## Input
○ ○ ○

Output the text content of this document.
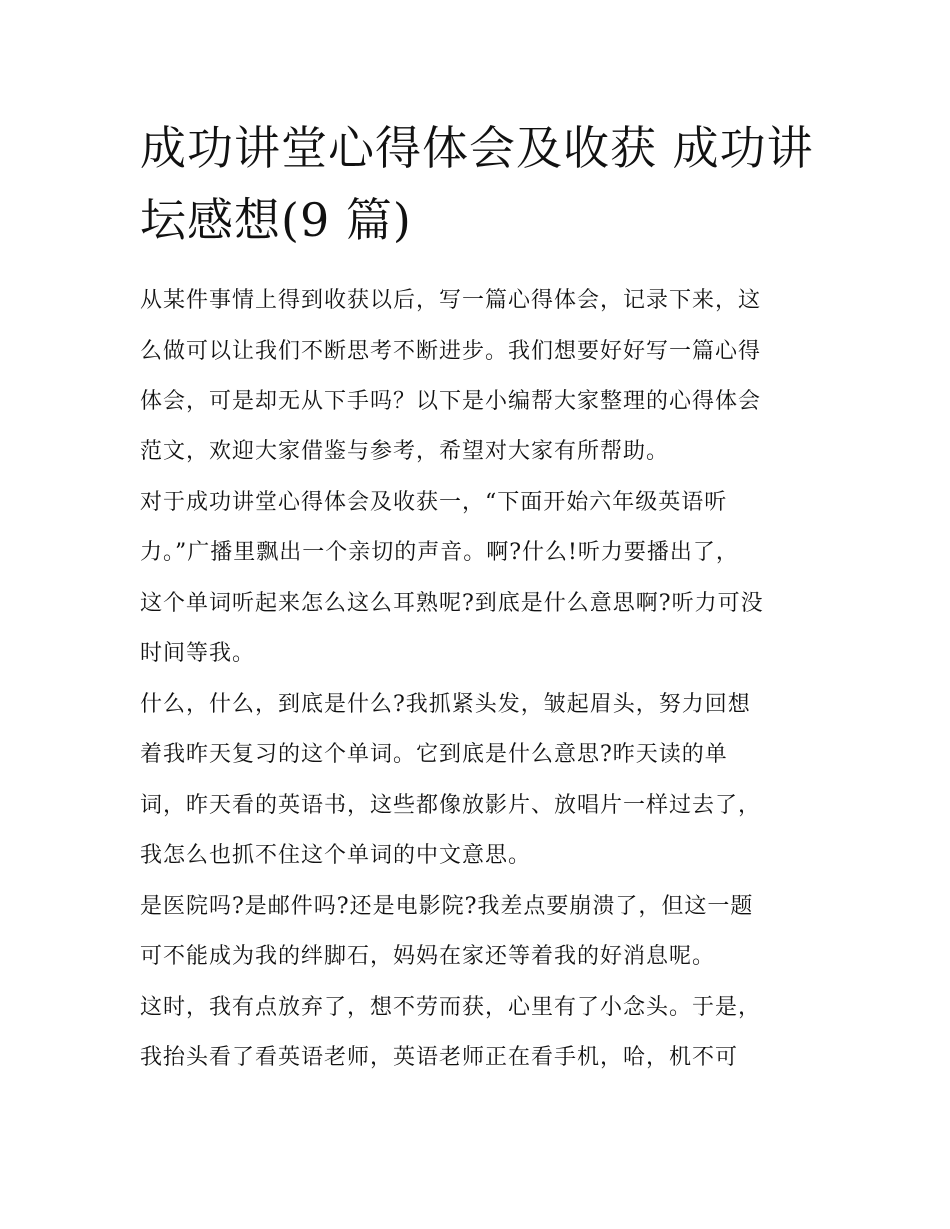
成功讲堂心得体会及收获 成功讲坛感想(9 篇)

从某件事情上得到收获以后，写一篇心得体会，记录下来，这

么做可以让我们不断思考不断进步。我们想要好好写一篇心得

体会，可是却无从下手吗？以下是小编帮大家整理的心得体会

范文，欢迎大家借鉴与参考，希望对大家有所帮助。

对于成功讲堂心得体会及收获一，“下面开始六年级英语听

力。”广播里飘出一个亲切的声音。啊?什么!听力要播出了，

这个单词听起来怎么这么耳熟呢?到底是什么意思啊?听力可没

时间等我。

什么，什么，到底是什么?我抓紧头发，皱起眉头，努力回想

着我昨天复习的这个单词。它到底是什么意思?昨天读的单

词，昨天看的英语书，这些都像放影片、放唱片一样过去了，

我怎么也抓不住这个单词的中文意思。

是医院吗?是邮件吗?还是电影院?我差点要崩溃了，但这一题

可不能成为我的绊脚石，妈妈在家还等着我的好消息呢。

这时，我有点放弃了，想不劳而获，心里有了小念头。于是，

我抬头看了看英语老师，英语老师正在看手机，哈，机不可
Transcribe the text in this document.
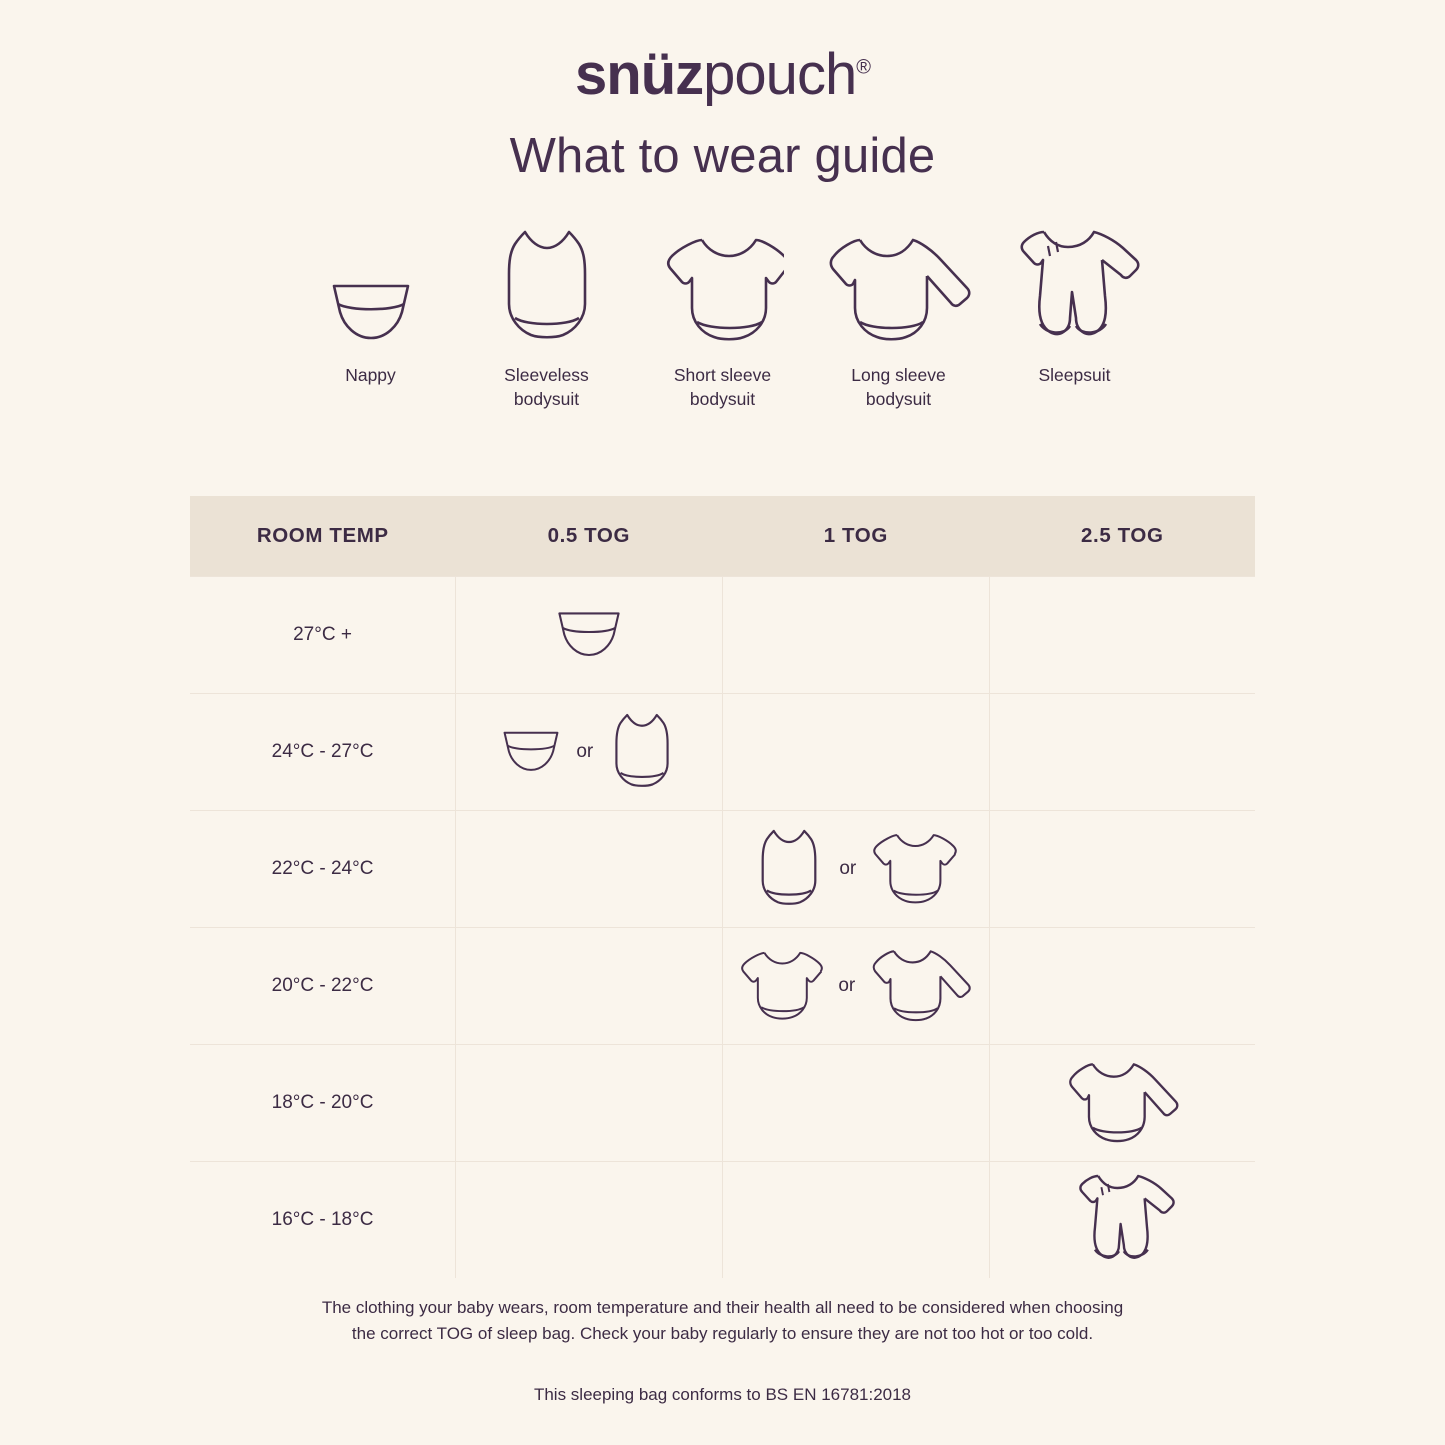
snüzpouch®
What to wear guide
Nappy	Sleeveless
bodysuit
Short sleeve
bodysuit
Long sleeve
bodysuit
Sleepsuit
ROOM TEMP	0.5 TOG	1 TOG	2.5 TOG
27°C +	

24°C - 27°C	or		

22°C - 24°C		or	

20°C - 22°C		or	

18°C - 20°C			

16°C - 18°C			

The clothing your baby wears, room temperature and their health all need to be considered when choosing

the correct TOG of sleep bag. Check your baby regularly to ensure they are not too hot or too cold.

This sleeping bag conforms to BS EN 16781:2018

○ ○ ○

## Task statement
For the string "your", count the lines of the entries above that include it; answer with the number only.

## Correct result
2